Collection entries
[Begin]
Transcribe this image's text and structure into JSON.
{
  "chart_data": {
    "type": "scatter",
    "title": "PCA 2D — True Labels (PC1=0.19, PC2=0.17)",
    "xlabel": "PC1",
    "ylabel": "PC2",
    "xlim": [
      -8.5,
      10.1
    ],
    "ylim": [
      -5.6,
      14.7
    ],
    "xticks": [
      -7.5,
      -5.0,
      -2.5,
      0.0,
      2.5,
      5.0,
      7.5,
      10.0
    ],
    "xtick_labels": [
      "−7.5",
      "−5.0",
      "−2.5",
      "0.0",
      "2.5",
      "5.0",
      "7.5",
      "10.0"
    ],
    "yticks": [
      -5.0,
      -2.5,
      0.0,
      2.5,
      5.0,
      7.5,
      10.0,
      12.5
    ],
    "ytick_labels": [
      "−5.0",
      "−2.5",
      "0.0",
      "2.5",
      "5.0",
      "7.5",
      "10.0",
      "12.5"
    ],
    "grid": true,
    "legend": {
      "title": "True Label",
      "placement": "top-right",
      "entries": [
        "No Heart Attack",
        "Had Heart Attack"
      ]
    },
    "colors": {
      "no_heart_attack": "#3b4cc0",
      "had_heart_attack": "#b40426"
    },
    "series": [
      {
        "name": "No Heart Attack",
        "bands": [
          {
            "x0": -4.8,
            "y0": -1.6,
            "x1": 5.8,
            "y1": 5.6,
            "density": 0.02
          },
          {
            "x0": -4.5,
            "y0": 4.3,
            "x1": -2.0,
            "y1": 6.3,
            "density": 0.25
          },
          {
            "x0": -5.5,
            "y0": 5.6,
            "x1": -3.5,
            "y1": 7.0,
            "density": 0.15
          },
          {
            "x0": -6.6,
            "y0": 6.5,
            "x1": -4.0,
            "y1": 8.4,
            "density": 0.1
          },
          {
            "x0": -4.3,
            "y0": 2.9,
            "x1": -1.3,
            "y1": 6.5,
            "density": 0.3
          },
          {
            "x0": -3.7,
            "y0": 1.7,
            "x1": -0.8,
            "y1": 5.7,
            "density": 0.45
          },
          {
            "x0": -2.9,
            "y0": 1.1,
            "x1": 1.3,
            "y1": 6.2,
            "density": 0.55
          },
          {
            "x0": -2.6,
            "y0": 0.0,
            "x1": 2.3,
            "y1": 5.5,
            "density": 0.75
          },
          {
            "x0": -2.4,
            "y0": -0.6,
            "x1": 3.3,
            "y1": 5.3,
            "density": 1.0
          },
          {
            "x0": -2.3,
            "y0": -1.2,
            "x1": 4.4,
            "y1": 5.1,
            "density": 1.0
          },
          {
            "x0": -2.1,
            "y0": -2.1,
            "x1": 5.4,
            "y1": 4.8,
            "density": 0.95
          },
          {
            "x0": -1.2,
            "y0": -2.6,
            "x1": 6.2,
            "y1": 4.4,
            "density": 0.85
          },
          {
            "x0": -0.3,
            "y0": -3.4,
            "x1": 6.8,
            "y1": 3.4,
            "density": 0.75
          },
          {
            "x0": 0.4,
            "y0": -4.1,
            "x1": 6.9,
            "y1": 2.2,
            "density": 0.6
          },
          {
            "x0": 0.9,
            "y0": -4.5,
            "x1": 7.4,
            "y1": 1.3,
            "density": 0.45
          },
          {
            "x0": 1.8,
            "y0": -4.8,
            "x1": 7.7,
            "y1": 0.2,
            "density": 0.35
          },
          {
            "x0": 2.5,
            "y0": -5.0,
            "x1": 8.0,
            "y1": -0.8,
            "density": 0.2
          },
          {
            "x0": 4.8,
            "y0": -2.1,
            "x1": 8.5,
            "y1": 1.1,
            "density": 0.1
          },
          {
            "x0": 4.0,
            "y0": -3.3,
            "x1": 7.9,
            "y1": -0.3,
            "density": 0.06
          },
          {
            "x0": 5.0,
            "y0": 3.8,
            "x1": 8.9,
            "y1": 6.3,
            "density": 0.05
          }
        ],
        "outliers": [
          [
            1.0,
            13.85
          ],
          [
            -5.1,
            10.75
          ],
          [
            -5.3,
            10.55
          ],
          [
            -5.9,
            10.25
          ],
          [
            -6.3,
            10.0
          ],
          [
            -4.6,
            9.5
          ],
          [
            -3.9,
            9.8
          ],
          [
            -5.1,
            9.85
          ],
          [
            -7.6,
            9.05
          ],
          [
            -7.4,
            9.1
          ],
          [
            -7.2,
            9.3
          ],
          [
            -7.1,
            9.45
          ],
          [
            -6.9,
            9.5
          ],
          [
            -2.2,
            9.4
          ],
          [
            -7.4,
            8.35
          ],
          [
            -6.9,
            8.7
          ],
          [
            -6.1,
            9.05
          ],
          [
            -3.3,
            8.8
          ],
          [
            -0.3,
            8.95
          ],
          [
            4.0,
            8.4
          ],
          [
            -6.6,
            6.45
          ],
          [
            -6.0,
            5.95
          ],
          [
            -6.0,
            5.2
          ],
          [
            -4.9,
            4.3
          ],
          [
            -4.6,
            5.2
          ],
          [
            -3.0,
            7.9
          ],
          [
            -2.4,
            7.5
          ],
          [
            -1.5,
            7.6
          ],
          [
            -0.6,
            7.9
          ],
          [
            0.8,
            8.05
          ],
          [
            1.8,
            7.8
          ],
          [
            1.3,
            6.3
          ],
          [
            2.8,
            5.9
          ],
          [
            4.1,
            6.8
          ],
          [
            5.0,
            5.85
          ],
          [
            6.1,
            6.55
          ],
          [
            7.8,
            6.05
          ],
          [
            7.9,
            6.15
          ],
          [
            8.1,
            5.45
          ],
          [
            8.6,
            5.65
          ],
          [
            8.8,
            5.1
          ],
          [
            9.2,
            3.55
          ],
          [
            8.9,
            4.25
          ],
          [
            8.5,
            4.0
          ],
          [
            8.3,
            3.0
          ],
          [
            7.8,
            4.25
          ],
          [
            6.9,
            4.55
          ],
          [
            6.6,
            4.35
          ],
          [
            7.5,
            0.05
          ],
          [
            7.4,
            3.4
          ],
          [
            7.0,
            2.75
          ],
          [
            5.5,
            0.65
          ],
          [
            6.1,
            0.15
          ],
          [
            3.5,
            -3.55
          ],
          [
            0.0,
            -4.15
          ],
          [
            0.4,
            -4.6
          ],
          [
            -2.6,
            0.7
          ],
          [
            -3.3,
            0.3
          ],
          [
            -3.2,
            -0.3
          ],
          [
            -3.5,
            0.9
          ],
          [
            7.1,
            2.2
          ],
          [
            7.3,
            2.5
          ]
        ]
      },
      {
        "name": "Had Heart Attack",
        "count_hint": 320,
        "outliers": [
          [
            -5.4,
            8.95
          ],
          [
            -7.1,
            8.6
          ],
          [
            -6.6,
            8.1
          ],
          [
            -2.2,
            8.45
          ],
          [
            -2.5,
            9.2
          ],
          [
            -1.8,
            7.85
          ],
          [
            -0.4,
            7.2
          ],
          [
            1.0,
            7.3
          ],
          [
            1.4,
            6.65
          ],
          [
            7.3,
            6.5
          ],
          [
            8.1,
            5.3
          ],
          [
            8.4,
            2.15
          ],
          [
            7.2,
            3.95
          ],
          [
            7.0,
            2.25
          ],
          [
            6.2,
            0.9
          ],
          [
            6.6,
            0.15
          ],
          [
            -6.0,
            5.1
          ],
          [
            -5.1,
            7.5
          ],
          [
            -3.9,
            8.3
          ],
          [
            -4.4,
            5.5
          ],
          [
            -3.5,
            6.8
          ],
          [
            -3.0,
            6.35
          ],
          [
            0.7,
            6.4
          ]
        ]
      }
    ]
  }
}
[End]
## TO BE DONE
Here, the records must be output exactly and in full.

## PROBLEM SOLUTION
Transcribe this image's text and structure into JSON.
{
  "chart_data": {
    "type": "scatter",
    "title": "PCA 2D — True Labels (PC1=0.19, PC2=0.17)",
    "xlabel": "PC1",
    "ylabel": "PC2",
    "xlim": [
      -8.5,
      10.1
    ],
    "ylim": [
      -5.6,
      14.7
    ],
    "xticks": [
      -7.5,
      -5.0,
      -2.5,
      0.0,
      2.5,
      5.0,
      7.5,
      10.0
    ],
    "xtick_labels": [
      "−7.5",
      "−5.0",
      "−2.5",
      "0.0",
      "2.5",
      "5.0",
      "7.5",
      "10.0"
    ],
    "yticks": [
      -5.0,
      -2.5,
      0.0,
      2.5,
      5.0,
      7.5,
      10.0,
      12.5
    ],
    "ytick_labels": [
      "−5.0",
      "−2.5",
      "0.0",
      "2.5",
      "5.0",
      "7.5",
      "10.0",
      "12.5"
    ],
    "grid": true,
    "legend": {
      "title": "True Label",
      "placement": "top-right",
      "entries": [
        "No Heart Attack",
        "Had Heart Attack"
      ]
    },
    "colors": {
      "no_heart_attack": "#3b4cc0",
      "had_heart_attack": "#b40426"
    },
    "series": [
      {
        "name": "No Heart Attack",
        "bands": [
          {
            "x0": -4.8,
            "y0": -1.6,
            "x1": 5.8,
            "y1": 5.6,
            "density": 0.02
          },
          {
            "x0": -4.5,
            "y0": 4.3,
            "x1": -2.0,
            "y1": 6.3,
            "density": 0.25
          },
          {
            "x0": -5.5,
            "y0": 5.6,
            "x1": -3.5,
            "y1": 7.0,
            "density": 0.15
          },
          {
            "x0": -6.6,
            "y0": 6.5,
            "x1": -4.0,
            "y1": 8.4,
            "density": 0.1
          },
          {
            "x0": -4.3,
            "y0": 2.9,
            "x1": -1.3,
            "y1": 6.5,
            "density": 0.3
          },
          {
            "x0": -3.7,
            "y0": 1.7,
            "x1": -0.8,
            "y1": 5.7,
            "density": 0.45
          },
          {
            "x0": -2.9,
            "y0": 1.1,
            "x1": 1.3,
            "y1": 6.2,
            "density": 0.55
          },
          {
            "x0": -2.6,
            "y0": 0.0,
            "x1": 2.3,
            "y1": 5.5,
            "density": 0.75
          },
          {
            "x0": -2.4,
            "y0": -0.6,
            "x1": 3.3,
            "y1": 5.3,
            "density": 1.0
          },
          {
            "x0": -2.3,
            "y0": -1.2,
            "x1": 4.4,
            "y1": 5.1,
            "density": 1.0
          },
          {
            "x0": -2.1,
            "y0": -2.1,
            "x1": 5.4,
            "y1": 4.8,
            "density": 0.95
          },
          {
            "x0": -1.2,
            "y0": -2.6,
            "x1": 6.2,
            "y1": 4.4,
            "density": 0.85
          },
          {
            "x0": -0.3,
            "y0": -3.4,
            "x1": 6.8,
            "y1": 3.4,
            "density": 0.75
          },
          {
            "x0": 0.4,
            "y0": -4.1,
            "x1": 6.9,
            "y1": 2.2,
            "density": 0.6
          },
          {
            "x0": 0.9,
            "y0": -4.5,
            "x1": 7.4,
            "y1": 1.3,
            "density": 0.45
          },
          {
            "x0": 1.8,
            "y0": -4.8,
            "x1": 7.7,
            "y1": 0.2,
            "density": 0.35
          },
          {
            "x0": 2.5,
            "y0": -5.0,
            "x1": 8.0,
            "y1": -0.8,
            "density": 0.2
          },
          {
            "x0": 4.8,
            "y0": -2.1,
            "x1": 8.5,
            "y1": 1.1,
            "density": 0.1
          },
          {
            "x0": 4.0,
            "y0": -3.3,
            "x1": 7.9,
            "y1": -0.3,
            "density": 0.06
          },
          {
            "x0": 5.0,
            "y0": 3.8,
            "x1": 8.9,
            "y1": 6.3,
            "density": 0.05
          }
        ],
        "outliers": [
          [
            1.0,
            13.85
          ],
          [
            -5.1,
            10.75
          ],
          [
            -5.3,
            10.55
          ],
          [
            -5.9,
            10.25
          ],
          [
            -6.3,
            10.0
          ],
          [
            -4.6,
            9.5
          ],
          [
            -3.9,
            9.8
          ],
          [
            -5.1,
            9.85
          ],
          [
            -7.6,
            9.05
          ],
          [
            -7.4,
            9.1
          ],
          [
            -7.2,
            9.3
          ],
          [
            -7.1,
            9.45
          ],
          [
            -6.9,
            9.5
          ],
          [
            -2.2,
            9.4
          ],
          [
            -7.4,
            8.35
          ],
          [
            -6.9,
            8.7
          ],
          [
            -6.1,
            9.05
          ],
          [
            -3.3,
            8.8
          ],
          [
            -0.3,
            8.95
          ],
          [
            4.0,
            8.4
          ],
          [
            -6.6,
            6.45
          ],
          [
            -6.0,
            5.95
          ],
          [
            -6.0,
            5.2
          ],
          [
            -4.9,
            4.3
          ],
          [
            -4.6,
            5.2
          ],
          [
            -3.0,
            7.9
          ],
          [
            -2.4,
            7.5
          ],
          [
            -1.5,
            7.6
          ],
          [
            -0.6,
            7.9
          ],
          [
            0.8,
            8.05
          ],
          [
            1.8,
            7.8
          ],
          [
            1.3,
            6.3
          ],
          [
            2.8,
            5.9
          ],
          [
            4.1,
            6.8
          ],
          [
            5.0,
            5.85
          ],
          [
            6.1,
            6.55
          ],
          [
            7.8,
            6.05
          ],
          [
            7.9,
            6.15
          ],
          [
            8.1,
            5.45
          ],
          [
            8.6,
            5.65
          ],
          [
            8.8,
            5.1
          ],
          [
            9.2,
            3.55
          ],
          [
            8.9,
            4.25
          ],
          [
            8.5,
            4.0
          ],
          [
            8.3,
            3.0
          ],
          [
            7.8,
            4.25
          ],
          [
            6.9,
            4.55
          ],
          [
            6.6,
            4.35
          ],
          [
            7.5,
            0.05
          ],
          [
            7.4,
            3.4
          ],
          [
            7.0,
            2.75
          ],
          [
            5.5,
            0.65
          ],
          [
            6.1,
            0.15
          ],
          [
            3.5,
            -3.55
          ],
          [
            0.0,
            -4.15
          ],
          [
            0.4,
            -4.6
          ],
          [
            -2.6,
            0.7
          ],
          [
            -3.3,
            0.3
          ],
          [
            -3.2,
            -0.3
          ],
          [
            -3.5,
            0.9
          ],
          [
            7.1,
            2.2
          ],
          [
            7.3,
            2.5
          ]
        ]
      },
      {
        "name": "Had Heart Attack",
        "count_hint": 320,
        "outliers": [
          [
            -5.4,
            8.95
          ],
          [
            -7.1,
            8.6
          ],
          [
            -6.6,
            8.1
          ],
          [
            -2.2,
            8.45
          ],
          [
            -2.5,
            9.2
          ],
          [
            -1.8,
            7.85
          ],
          [
            -0.4,
            7.2
          ],
          [
            1.0,
            7.3
          ],
          [
            1.4,
            6.65
          ],
          [
            7.3,
            6.5
          ],
          [
            8.1,
            5.3
          ],
          [
            8.4,
            2.15
          ],
          [
            7.2,
            3.95
          ],
          [
            7.0,
            2.25
          ],
          [
            6.2,
            0.9
          ],
          [
            6.6,
            0.15
          ],
          [
            -6.0,
            5.1
          ],
          [
            -5.1,
            7.5
          ],
          [
            -3.9,
            8.3
          ],
          [
            -4.4,
            5.5
          ],
          [
            -3.5,
            6.8
          ],
          [
            -3.0,
            6.35
          ],
          [
            0.7,
            6.4
          ]
        ]
      }
    ]
  }
}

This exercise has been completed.